*Given task*
Extract all data as written.

*Data lines*
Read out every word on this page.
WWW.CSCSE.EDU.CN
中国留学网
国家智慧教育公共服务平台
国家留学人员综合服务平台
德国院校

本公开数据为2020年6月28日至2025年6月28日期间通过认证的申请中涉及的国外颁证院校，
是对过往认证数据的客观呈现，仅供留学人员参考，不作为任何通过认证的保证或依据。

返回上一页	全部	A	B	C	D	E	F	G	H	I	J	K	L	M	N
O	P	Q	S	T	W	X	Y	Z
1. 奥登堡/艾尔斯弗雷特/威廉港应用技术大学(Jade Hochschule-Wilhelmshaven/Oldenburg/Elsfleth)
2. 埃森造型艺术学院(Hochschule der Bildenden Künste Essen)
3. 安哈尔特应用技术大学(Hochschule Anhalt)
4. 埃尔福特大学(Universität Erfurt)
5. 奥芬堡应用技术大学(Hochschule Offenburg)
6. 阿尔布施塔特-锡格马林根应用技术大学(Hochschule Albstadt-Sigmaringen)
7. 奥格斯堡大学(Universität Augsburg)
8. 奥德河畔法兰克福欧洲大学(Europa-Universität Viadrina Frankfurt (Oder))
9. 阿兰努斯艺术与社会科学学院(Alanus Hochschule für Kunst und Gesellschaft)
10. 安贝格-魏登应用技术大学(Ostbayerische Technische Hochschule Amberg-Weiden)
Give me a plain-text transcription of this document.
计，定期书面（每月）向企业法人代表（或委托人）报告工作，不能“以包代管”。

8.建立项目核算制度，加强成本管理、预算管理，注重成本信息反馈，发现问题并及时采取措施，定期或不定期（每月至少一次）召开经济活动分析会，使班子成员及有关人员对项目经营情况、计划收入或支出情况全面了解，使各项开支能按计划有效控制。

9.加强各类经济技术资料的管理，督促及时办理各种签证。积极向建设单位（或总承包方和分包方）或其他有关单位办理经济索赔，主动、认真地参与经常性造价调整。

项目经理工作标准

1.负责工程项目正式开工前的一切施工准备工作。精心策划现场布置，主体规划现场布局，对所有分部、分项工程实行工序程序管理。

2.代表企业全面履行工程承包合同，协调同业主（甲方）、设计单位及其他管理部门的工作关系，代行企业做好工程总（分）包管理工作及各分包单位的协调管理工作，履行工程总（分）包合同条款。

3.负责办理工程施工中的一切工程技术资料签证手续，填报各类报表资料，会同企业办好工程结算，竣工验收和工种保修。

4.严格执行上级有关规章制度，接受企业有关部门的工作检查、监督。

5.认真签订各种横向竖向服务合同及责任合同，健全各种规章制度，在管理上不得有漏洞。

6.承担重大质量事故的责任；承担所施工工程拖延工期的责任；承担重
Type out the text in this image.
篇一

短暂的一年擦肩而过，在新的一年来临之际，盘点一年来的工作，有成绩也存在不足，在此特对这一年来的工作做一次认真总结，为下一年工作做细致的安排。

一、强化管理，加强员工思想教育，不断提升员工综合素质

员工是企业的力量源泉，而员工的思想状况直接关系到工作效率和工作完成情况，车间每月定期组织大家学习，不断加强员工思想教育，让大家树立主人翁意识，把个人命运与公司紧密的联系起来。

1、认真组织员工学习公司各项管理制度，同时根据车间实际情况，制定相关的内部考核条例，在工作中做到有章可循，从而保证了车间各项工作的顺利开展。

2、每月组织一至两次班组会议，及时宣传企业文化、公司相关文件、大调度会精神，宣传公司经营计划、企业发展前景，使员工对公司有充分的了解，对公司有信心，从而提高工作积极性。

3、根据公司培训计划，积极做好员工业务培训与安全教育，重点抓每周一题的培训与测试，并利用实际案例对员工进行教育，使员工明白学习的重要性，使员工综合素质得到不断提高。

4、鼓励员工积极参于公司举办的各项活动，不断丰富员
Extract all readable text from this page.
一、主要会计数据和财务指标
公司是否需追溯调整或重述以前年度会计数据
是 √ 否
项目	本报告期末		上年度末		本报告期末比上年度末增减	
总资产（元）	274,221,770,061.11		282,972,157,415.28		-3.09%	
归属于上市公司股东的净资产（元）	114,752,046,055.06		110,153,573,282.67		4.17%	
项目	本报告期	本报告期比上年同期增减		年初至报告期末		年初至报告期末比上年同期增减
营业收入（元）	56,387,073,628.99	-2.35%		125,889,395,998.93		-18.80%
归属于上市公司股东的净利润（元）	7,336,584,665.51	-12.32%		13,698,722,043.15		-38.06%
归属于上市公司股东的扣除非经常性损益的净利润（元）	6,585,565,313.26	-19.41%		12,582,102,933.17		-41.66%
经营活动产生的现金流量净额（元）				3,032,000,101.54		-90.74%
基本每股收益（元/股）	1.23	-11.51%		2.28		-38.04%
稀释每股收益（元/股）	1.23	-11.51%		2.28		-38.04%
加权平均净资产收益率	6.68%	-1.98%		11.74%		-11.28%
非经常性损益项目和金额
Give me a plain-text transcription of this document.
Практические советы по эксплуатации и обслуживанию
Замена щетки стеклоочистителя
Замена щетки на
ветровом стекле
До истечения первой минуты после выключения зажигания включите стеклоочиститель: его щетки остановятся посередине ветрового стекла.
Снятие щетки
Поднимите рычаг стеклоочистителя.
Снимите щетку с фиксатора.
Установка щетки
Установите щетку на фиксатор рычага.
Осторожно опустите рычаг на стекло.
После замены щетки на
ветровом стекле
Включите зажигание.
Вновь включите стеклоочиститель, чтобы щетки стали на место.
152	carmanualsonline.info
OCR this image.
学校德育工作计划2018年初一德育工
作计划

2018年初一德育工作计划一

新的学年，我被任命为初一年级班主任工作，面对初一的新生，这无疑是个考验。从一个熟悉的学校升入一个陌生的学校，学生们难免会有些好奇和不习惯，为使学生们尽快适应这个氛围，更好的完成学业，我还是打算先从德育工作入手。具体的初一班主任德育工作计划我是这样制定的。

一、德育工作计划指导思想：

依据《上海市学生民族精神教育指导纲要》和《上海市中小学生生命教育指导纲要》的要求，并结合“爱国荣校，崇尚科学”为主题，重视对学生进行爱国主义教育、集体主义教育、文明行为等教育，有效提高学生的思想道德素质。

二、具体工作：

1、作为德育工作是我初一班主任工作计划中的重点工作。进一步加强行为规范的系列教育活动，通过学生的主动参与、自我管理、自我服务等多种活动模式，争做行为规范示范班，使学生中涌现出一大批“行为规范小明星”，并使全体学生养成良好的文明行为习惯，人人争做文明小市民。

*Output of the exercise*
Read out every word on this page.
WWW.CSCSE.EDU.CN
中国留学网
国家智慧教育公共服务平台
国家留学人员综合服务平台
德国院校

本公开数据为2020年6月28日至2025年6月28日期间通过认证的申请中涉及的国外颁证院校，
是对过往认证数据的客观呈现，仅供留学人员参考，不作为任何通过认证的保证或依据。

返回上一页	全部	A	B	C	D	E	F	G	H	I	J	K	L	M	N
O	P	Q	S	T	W	X	Y	Z
1. 奥登堡/艾尔斯弗雷特/威廉港应用技术大学(Jade Hochschule-Wilhelmshaven/Oldenburg/Elsfleth)
2. 埃森造型艺术学院(Hochschule der Bildenden Künste Essen)
3. 安哈尔特应用技术大学(Hochschule Anhalt)
4. 埃尔福特大学(Universität Erfurt)
5. 奥芬堡应用技术大学(Hochschule Offenburg)
6. 阿尔布施塔特-锡格马林根应用技术大学(Hochschule Albstadt-Sigmaringen)
7. 奥格斯堡大学(Universität Augsburg)
8. 奥德河畔法兰克福欧洲大学(Europa-Universität Viadrina Frankfurt (Oder))
9. 阿兰努斯艺术与社会科学学院(Alanus Hochschule für Kunst und Gesellschaft)
10. 安贝格-魏登应用技术大学(Ostbayerische Technische Hochschule Amberg-Weiden)
Give me a plain-text transcription of this document.
计，定期书面（每月）向企业法人代表（或委托人）报告工作，不能“以包代管”。

8.建立项目核算制度，加强成本管理、预算管理，注重成本信息反馈，发现问题并及时采取措施，定期或不定期（每月至少一次）召开经济活动分析会，使班子成员及有关人员对项目经营情况、计划收入或支出情况全面了解，使各项开支能按计划有效控制。

9.加强各类经济技术资料的管理，督促及时办理各种签证。积极向建设单位（或总承包方和分包方）或其他有关单位办理经济索赔，主动、认真地参与经常性造价调整。

项目经理工作标准

1.负责工程项目正式开工前的一切施工准备工作。精心策划现场布置，主体规划现场布局，对所有分部、分项工程实行工序程序管理。

2.代表企业全面履行工程承包合同，协调同业主（甲方）、设计单位及其他管理部门的工作关系，代行企业做好工程总（分）包管理工作及各分包单位的协调管理工作，履行工程总（分）包合同条款。

3.负责办理工程施工中的一切工程技术资料签证手续，填报各类报表资料，会同企业办好工程结算，竣工验收和工种保修。

4.严格执行上级有关规章制度，接受企业有关部门的工作检查、监督。

5.认真签订各种横向竖向服务合同及责任合同，健全各种规章制度，在管理上不得有漏洞。

6.承担重大质量事故的责任；承担所施工工程拖延工期的责任；承担重
Type out the text in this image.
篇一

短暂的一年擦肩而过，在新的一年来临之际，盘点一年来的工作，有成绩也存在不足，在此特对这一年来的工作做一次认真总结，为下一年工作做细致的安排。

一、强化管理，加强员工思想教育，不断提升员工综合素质

员工是企业的力量源泉，而员工的思想状况直接关系到工作效率和工作完成情况，车间每月定期组织大家学习，不断加强员工思想教育，让大家树立主人翁意识，把个人命运与公司紧密的联系起来。

1、认真组织员工学习公司各项管理制度，同时根据车间实际情况，制定相关的内部考核条例，在工作中做到有章可循，从而保证了车间各项工作的顺利开展。

2、每月组织一至两次班组会议，及时宣传企业文化、公司相关文件、大调度会精神，宣传公司经营计划、企业发展前景，使员工对公司有充分的了解，对公司有信心，从而提高工作积极性。

3、根据公司培训计划，积极做好员工业务培训与安全教育，重点抓每周一题的培训与测试，并利用实际案例对员工进行教育，使员工明白学习的重要性，使员工综合素质得到不断提高。

4、鼓励员工积极参于公司举办的各项活动，不断丰富员
Extract all readable text from this page.
一、主要会计数据和财务指标
公司是否需追溯调整或重述以前年度会计数据
是 √ 否
项目	本报告期末		上年度末		本报告期末比上年度末增减	
总资产（元）	274,221,770,061.11		282,972,157,415.28		-3.09%	
归属于上市公司股东的净资产（元）	114,752,046,055.06		110,153,573,282.67		4.17%	
项目	本报告期	本报告期比上年同期增减		年初至报告期末		年初至报告期末比上年同期增减
营业收入（元）	56,387,073,628.99	-2.35%		125,889,395,998.93		-18.80%
归属于上市公司股东的净利润（元）	7,336,584,665.51	-12.32%		13,698,722,043.15		-38.06%
归属于上市公司股东的扣除非经常性损益的净利润（元）	6,585,565,313.26	-19.41%		12,582,102,933.17		-41.66%
经营活动产生的现金流量净额（元）				3,032,000,101.54		-90.74%
基本每股收益（元/股）	1.23	-11.51%		2.28		-38.04%
稀释每股收益（元/股）	1.23	-11.51%		2.28		-38.04%
加权平均净资产收益率	6.68%	-1.98%		11.74%		-11.28%
非经常性损益项目和金额
Give me a plain-text transcription of this document.
Практические советы по эксплуатации и обслуживанию
Замена щетки стеклоочистителя
Замена щетки на
ветровом стекле
До истечения первой минуты после выключения зажигания включите стеклоочиститель: его щетки остановятся посередине ветрового стекла.
Снятие щетки
Поднимите рычаг стеклоочистителя.
Снимите щетку с фиксатора.
Установка щетки
Установите щетку на фиксатор рычага.
Осторожно опустите рычаг на стекло.
После замены щетки на
ветровом стекле
Включите зажигание.
Вновь включите стеклоочиститель, чтобы щетки стали на место.
152	carmanualsonline.info
OCR this image.
学校德育工作计划2018年初一德育工
作计划

2018年初一德育工作计划一

新的学年，我被任命为初一年级班主任工作，面对初一的新生，这无疑是个考验。从一个熟悉的学校升入一个陌生的学校，学生们难免会有些好奇和不习惯，为使学生们尽快适应这个氛围，更好的完成学业，我还是打算先从德育工作入手。具体的初一班主任德育工作计划我是这样制定的。

一、德育工作计划指导思想：

依据《上海市学生民族精神教育指导纲要》和《上海市中小学生生命教育指导纲要》的要求，并结合“爱国荣校，崇尚科学”为主题，重视对学生进行爱国主义教育、集体主义教育、文明行为等教育，有效提高学生的思想道德素质。

二、具体工作：

1、作为德育工作是我初一班主任工作计划中的重点工作。进一步加强行为规范的系列教育活动，通过学生的主动参与、自我管理、自我服务等多种活动模式，争做行为规范示范班，使学生中涌现出一大批“行为规范小明星”，并使全体学生养成良好的文明行为习惯，人人争做文明小市民。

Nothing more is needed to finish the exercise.